» **Records provided**:

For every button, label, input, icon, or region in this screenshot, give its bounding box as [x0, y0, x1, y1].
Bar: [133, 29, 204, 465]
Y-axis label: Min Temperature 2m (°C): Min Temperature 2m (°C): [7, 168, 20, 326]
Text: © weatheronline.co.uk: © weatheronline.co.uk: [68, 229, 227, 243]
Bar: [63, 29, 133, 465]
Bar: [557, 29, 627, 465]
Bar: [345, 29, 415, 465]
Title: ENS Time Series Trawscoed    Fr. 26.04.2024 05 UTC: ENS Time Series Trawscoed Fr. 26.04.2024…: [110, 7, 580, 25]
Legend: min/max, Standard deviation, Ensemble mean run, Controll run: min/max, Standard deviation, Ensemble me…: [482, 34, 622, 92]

» **Given exercise**: Which lines in the data above contain the string "label"? Pick out each one and copy it in full.

» **Finished answer**:
For every button, label, input, icon, or region in this screenshot, give its bounding box as [x0, y0, x1, y1].
Y-axis label: Min Temperature 2m (°C): Min Temperature 2m (°C): [7, 168, 20, 326]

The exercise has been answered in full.